▸ **Problem**:
The records below are to be copied word for word, with every picture left out.

▸ **Material**:

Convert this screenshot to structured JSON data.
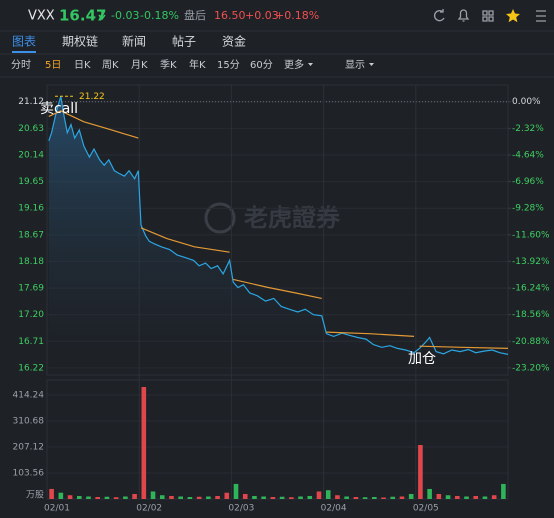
{
  "header": {
    "symbol": "VXX",
    "price": "16.47",
    "change": "-0.03",
    "change_pct": "-0.18%",
    "session": "盘后",
    "after_price": "16.50",
    "after_change": "+0.03",
    "after_pct": "+0.18%"
  },
  "tabs": {
    "items": [
      "图表",
      "期权链",
      "新闻",
      "帖子",
      "资金"
    ],
    "active": 0
  },
  "toolbar": {
    "items": [
      "分时",
      "5日",
      "日K",
      "周K",
      "月K",
      "季K",
      "年K",
      "15分",
      "60分",
      "更多",
      "显示"
    ],
    "active": 1
  },
  "watermark": "老虎證券",
  "chart_data": [
    {
      "type": "line",
      "xlim": [
        0,
        5
      ],
      "ylim": [
        16.09,
        21.28
      ],
      "yticks": [
        21.12,
        20.63,
        20.14,
        19.65,
        19.16,
        18.67,
        18.18,
        17.69,
        {
          "value": 17.2,
          "label": "17.20"
        },
        16.71,
        16.22
      ],
      "y2lim": [
        0.76,
        -23.82
      ],
      "y2ticks": [
        {
          "value": 0,
          "label": "0.00%"
        },
        {
          "value": -2.32,
          "label": "-2.32%"
        },
        {
          "value": -4.64,
          "label": "-4.64%"
        },
        {
          "value": -6.96,
          "label": "-6.96%"
        },
        {
          "value": -9.28,
          "label": "-9.28%"
        },
        {
          "value": -11.6,
          "label": "-11.60%"
        },
        {
          "value": -13.92,
          "label": "-13.92%"
        },
        {
          "value": -16.24,
          "label": "-16.24%"
        },
        {
          "value": -18.56,
          "label": "-18.56%"
        },
        {
          "value": -20.88,
          "label": "-20.88%"
        },
        {
          "value": -23.2,
          "label": "-23.20%"
        }
      ],
      "high_marker": 21.22,
      "annotations": [
        {
          "text": "卖call"
        },
        {
          "text": "加仓"
        }
      ],
      "series": [
        {
          "color": "#2ba6e3",
          "x": [
            0.02,
            0.05,
            0.09,
            0.12,
            0.15,
            0.18,
            0.22,
            0.26,
            0.3,
            0.35,
            0.4,
            0.46,
            0.51,
            0.57,
            0.62,
            0.67,
            0.73,
            0.78,
            0.84,
            0.89,
            0.95,
            0.99,
            1.02,
            1.07,
            1.11,
            1.17,
            1.24,
            1.33,
            1.41,
            1.5,
            1.59,
            1.65,
            1.72,
            1.78,
            1.85,
            1.91,
            1.98,
            2.02,
            2.07,
            2.13,
            2.2,
            2.28,
            2.37,
            2.46,
            2.54,
            2.63,
            2.72,
            2.8,
            2.89,
            2.98,
            3.03,
            3.11,
            3.2,
            3.28,
            3.37,
            3.46,
            3.54,
            3.63,
            3.72,
            3.8,
            3.89,
            3.98,
            4.04,
            4.11,
            4.15,
            4.22,
            4.3,
            4.39,
            4.48,
            4.57,
            4.65,
            4.74,
            4.83,
            4.91,
            5.0
          ],
          "values": [
            20.4,
            20.55,
            20.85,
            21.05,
            21.22,
            20.9,
            20.55,
            20.7,
            20.45,
            20.6,
            20.3,
            20.1,
            20.25,
            20.05,
            19.95,
            20.05,
            19.85,
            19.8,
            19.75,
            19.85,
            19.7,
            19.85,
            18.85,
            18.65,
            18.55,
            18.5,
            18.45,
            18.4,
            18.3,
            18.25,
            18.2,
            18.1,
            18.15,
            18.05,
            18.1,
            17.95,
            18.2,
            17.8,
            17.7,
            17.75,
            17.6,
            17.55,
            17.45,
            17.5,
            17.35,
            17.3,
            17.25,
            17.3,
            17.2,
            17.18,
            16.85,
            16.8,
            16.86,
            16.82,
            16.78,
            16.75,
            16.65,
            16.6,
            16.63,
            16.58,
            16.55,
            16.5,
            16.58,
            16.7,
            16.78,
            16.52,
            16.48,
            16.55,
            16.52,
            16.56,
            16.5,
            16.53,
            16.55,
            16.5,
            16.47
          ]
        },
        {
          "color": "#e39a36",
          "x": [
            0.02,
            0.15,
            0.4,
            0.7,
            0.99,
            1.0,
            1.02,
            1.3,
            1.6,
            1.98,
            2.0,
            2.02,
            2.4,
            2.7,
            2.98,
            3.0,
            3.03,
            3.5,
            3.98,
            4.0,
            4.04,
            4.5,
            5.0
          ],
          "values": [
            20.85,
            20.95,
            20.75,
            20.6,
            20.45,
            null,
            18.8,
            18.6,
            18.45,
            18.35,
            null,
            17.85,
            17.7,
            17.6,
            17.5,
            null,
            16.88,
            16.85,
            16.8,
            null,
            16.62,
            16.6,
            16.58
          ]
        }
      ]
    },
    {
      "type": "bar",
      "xlim": [
        0,
        5
      ],
      "ylim": [
        0,
        450
      ],
      "yticks": [
        103.56,
        207.12,
        310.68,
        414.24
      ],
      "unit_label": "万股",
      "xticks": [
        {
          "value": 0,
          "label": "02/01"
        },
        {
          "value": 1,
          "label": "02/02"
        },
        {
          "value": 2,
          "label": "02/03"
        },
        {
          "value": 3,
          "label": "02/04"
        },
        {
          "value": 4,
          "label": "02/05"
        }
      ],
      "x": [
        0.05,
        0.15,
        0.25,
        0.35,
        0.45,
        0.55,
        0.65,
        0.75,
        0.85,
        0.95,
        1.05,
        1.15,
        1.25,
        1.35,
        1.45,
        1.55,
        1.65,
        1.75,
        1.85,
        1.95,
        2.05,
        2.15,
        2.25,
        2.35,
        2.45,
        2.55,
        2.65,
        2.75,
        2.85,
        2.95,
        3.05,
        3.15,
        3.25,
        3.35,
        3.45,
        3.55,
        3.65,
        3.75,
        3.85,
        3.95,
        4.05,
        4.15,
        4.25,
        4.35,
        4.45,
        4.55,
        4.65,
        4.75,
        4.85,
        4.95
      ],
      "values": [
        40,
        25,
        15,
        12,
        10,
        8,
        9,
        7,
        10,
        20,
        446,
        30,
        15,
        12,
        10,
        8,
        9,
        10,
        12,
        25,
        60,
        20,
        12,
        10,
        8,
        9,
        7,
        10,
        12,
        30,
        35,
        15,
        10,
        8,
        7,
        8,
        6,
        9,
        10,
        20,
        215,
        40,
        20,
        15,
        12,
        10,
        12,
        10,
        15,
        60
      ],
      "colors": [
        "#e0474c",
        "#2fb45a",
        "#e0474c",
        "#2fb45a",
        "#2fb45a",
        "#e0474c",
        "#2fb45a",
        "#e0474c",
        "#2fb45a",
        "#e0474c",
        "#e0474c",
        "#2fb45a",
        "#2fb45a",
        "#e0474c",
        "#2fb45a",
        "#2fb45a",
        "#e0474c",
        "#2fb45a",
        "#e0474c",
        "#e0474c",
        "#2fb45a",
        "#e0474c",
        "#2fb45a",
        "#2fb45a",
        "#e0474c",
        "#2fb45a",
        "#e0474c",
        "#2fb45a",
        "#2fb45a",
        "#e0474c",
        "#2fb45a",
        "#e0474c",
        "#2fb45a",
        "#e0474c",
        "#2fb45a",
        "#2fb45a",
        "#e0474c",
        "#2fb45a",
        "#e0474c",
        "#2fb45a",
        "#e0474c",
        "#2fb45a",
        "#e0474c",
        "#2fb45a",
        "#e0474c",
        "#2fb45a",
        "#e0474c",
        "#2fb45a",
        "#e0474c",
        "#2fb45a"
      ]
    }
  ]
}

▸ **Correct response**:
Convert this screenshot to structured JSON data.
{
  "header": {
    "symbol": "VXX",
    "price": "16.47",
    "change": "-0.03",
    "change_pct": "-0.18%",
    "session": "盘后",
    "after_price": "16.50",
    "after_change": "+0.03",
    "after_pct": "+0.18%"
  },
  "tabs": {
    "items": [
      "图表",
      "期权链",
      "新闻",
      "帖子",
      "资金"
    ],
    "active": 0
  },
  "toolbar": {
    "items": [
      "分时",
      "5日",
      "日K",
      "周K",
      "月K",
      "季K",
      "年K",
      "15分",
      "60分",
      "更多",
      "显示"
    ],
    "active": 1
  },
  "watermark": "老虎證券",
  "chart_data": [
    {
      "type": "line",
      "xlim": [
        0,
        5
      ],
      "ylim": [
        16.09,
        21.28
      ],
      "yticks": [
        21.12,
        20.63,
        20.14,
        19.65,
        19.16,
        18.67,
        18.18,
        17.69,
        {
          "value": 17.2,
          "label": "17.20"
        },
        16.71,
        16.22
      ],
      "y2lim": [
        0.76,
        -23.82
      ],
      "y2ticks": [
        {
          "value": 0,
          "label": "0.00%"
        },
        {
          "value": -2.32,
          "label": "-2.32%"
        },
        {
          "value": -4.64,
          "label": "-4.64%"
        },
        {
          "value": -6.96,
          "label": "-6.96%"
        },
        {
          "value": -9.28,
          "label": "-9.28%"
        },
        {
          "value": -11.6,
          "label": "-11.60%"
        },
        {
          "value": -13.92,
          "label": "-13.92%"
        },
        {
          "value": -16.24,
          "label": "-16.24%"
        },
        {
          "value": -18.56,
          "label": "-18.56%"
        },
        {
          "value": -20.88,
          "label": "-20.88%"
        },
        {
          "value": -23.2,
          "label": "-23.20%"
        }
      ],
      "high_marker": 21.22,
      "annotations": [
        {
          "text": "卖call"
        },
        {
          "text": "加仓"
        }
      ],
      "series": [
        {
          "color": "#2ba6e3",
          "x": [
            0.02,
            0.05,
            0.09,
            0.12,
            0.15,
            0.18,
            0.22,
            0.26,
            0.3,
            0.35,
            0.4,
            0.46,
            0.51,
            0.57,
            0.62,
            0.67,
            0.73,
            0.78,
            0.84,
            0.89,
            0.95,
            0.99,
            1.02,
            1.07,
            1.11,
            1.17,
            1.24,
            1.33,
            1.41,
            1.5,
            1.59,
            1.65,
            1.72,
            1.78,
            1.85,
            1.91,
            1.98,
            2.02,
            2.07,
            2.13,
            2.2,
            2.28,
            2.37,
            2.46,
            2.54,
            2.63,
            2.72,
            2.8,
            2.89,
            2.98,
            3.03,
            3.11,
            3.2,
            3.28,
            3.37,
            3.46,
            3.54,
            3.63,
            3.72,
            3.8,
            3.89,
            3.98,
            4.04,
            4.11,
            4.15,
            4.22,
            4.3,
            4.39,
            4.48,
            4.57,
            4.65,
            4.74,
            4.83,
            4.91,
            5.0
          ],
          "values": [
            20.4,
            20.55,
            20.85,
            21.05,
            21.22,
            20.9,
            20.55,
            20.7,
            20.45,
            20.6,
            20.3,
            20.1,
            20.25,
            20.05,
            19.95,
            20.05,
            19.85,
            19.8,
            19.75,
            19.85,
            19.7,
            19.85,
            18.85,
            18.65,
            18.55,
            18.5,
            18.45,
            18.4,
            18.3,
            18.25,
            18.2,
            18.1,
            18.15,
            18.05,
            18.1,
            17.95,
            18.2,
            17.8,
            17.7,
            17.75,
            17.6,
            17.55,
            17.45,
            17.5,
            17.35,
            17.3,
            17.25,
            17.3,
            17.2,
            17.18,
            16.85,
            16.8,
            16.86,
            16.82,
            16.78,
            16.75,
            16.65,
            16.6,
            16.63,
            16.58,
            16.55,
            16.5,
            16.58,
            16.7,
            16.78,
            16.52,
            16.48,
            16.55,
            16.52,
            16.56,
            16.5,
            16.53,
            16.55,
            16.5,
            16.47
          ]
        },
        {
          "color": "#e39a36",
          "x": [
            0.02,
            0.15,
            0.4,
            0.7,
            0.99,
            1.0,
            1.02,
            1.3,
            1.6,
            1.98,
            2.0,
            2.02,
            2.4,
            2.7,
            2.98,
            3.0,
            3.03,
            3.5,
            3.98,
            4.0,
            4.04,
            4.5,
            5.0
          ],
          "values": [
            20.85,
            20.95,
            20.75,
            20.6,
            20.45,
            null,
            18.8,
            18.6,
            18.45,
            18.35,
            null,
            17.85,
            17.7,
            17.6,
            17.5,
            null,
            16.88,
            16.85,
            16.8,
            null,
            16.62,
            16.6,
            16.58
          ]
        }
      ]
    },
    {
      "type": "bar",
      "xlim": [
        0,
        5
      ],
      "ylim": [
        0,
        450
      ],
      "yticks": [
        103.56,
        207.12,
        310.68,
        414.24
      ],
      "unit_label": "万股",
      "xticks": [
        {
          "value": 0,
          "label": "02/01"
        },
        {
          "value": 1,
          "label": "02/02"
        },
        {
          "value": 2,
          "label": "02/03"
        },
        {
          "value": 3,
          "label": "02/04"
        },
        {
          "value": 4,
          "label": "02/05"
        }
      ],
      "x": [
        0.05,
        0.15,
        0.25,
        0.35,
        0.45,
        0.55,
        0.65,
        0.75,
        0.85,
        0.95,
        1.05,
        1.15,
        1.25,
        1.35,
        1.45,
        1.55,
        1.65,
        1.75,
        1.85,
        1.95,
        2.05,
        2.15,
        2.25,
        2.35,
        2.45,
        2.55,
        2.65,
        2.75,
        2.85,
        2.95,
        3.05,
        3.15,
        3.25,
        3.35,
        3.45,
        3.55,
        3.65,
        3.75,
        3.85,
        3.95,
        4.05,
        4.15,
        4.25,
        4.35,
        4.45,
        4.55,
        4.65,
        4.75,
        4.85,
        4.95
      ],
      "values": [
        40,
        25,
        15,
        12,
        10,
        8,
        9,
        7,
        10,
        20,
        446,
        30,
        15,
        12,
        10,
        8,
        9,
        10,
        12,
        25,
        60,
        20,
        12,
        10,
        8,
        9,
        7,
        10,
        12,
        30,
        35,
        15,
        10,
        8,
        7,
        8,
        6,
        9,
        10,
        20,
        215,
        40,
        20,
        15,
        12,
        10,
        12,
        10,
        15,
        60
      ],
      "colors": [
        "#e0474c",
        "#2fb45a",
        "#e0474c",
        "#2fb45a",
        "#2fb45a",
        "#e0474c",
        "#2fb45a",
        "#e0474c",
        "#2fb45a",
        "#e0474c",
        "#e0474c",
        "#2fb45a",
        "#2fb45a",
        "#e0474c",
        "#2fb45a",
        "#2fb45a",
        "#e0474c",
        "#2fb45a",
        "#e0474c",
        "#e0474c",
        "#2fb45a",
        "#e0474c",
        "#2fb45a",
        "#2fb45a",
        "#e0474c",
        "#2fb45a",
        "#e0474c",
        "#2fb45a",
        "#2fb45a",
        "#e0474c",
        "#2fb45a",
        "#e0474c",
        "#2fb45a",
        "#e0474c",
        "#2fb45a",
        "#2fb45a",
        "#e0474c",
        "#2fb45a",
        "#e0474c",
        "#2fb45a",
        "#e0474c",
        "#2fb45a",
        "#e0474c",
        "#2fb45a",
        "#e0474c",
        "#2fb45a",
        "#e0474c",
        "#2fb45a",
        "#e0474c",
        "#2fb45a"
      ]
    }
  ]
}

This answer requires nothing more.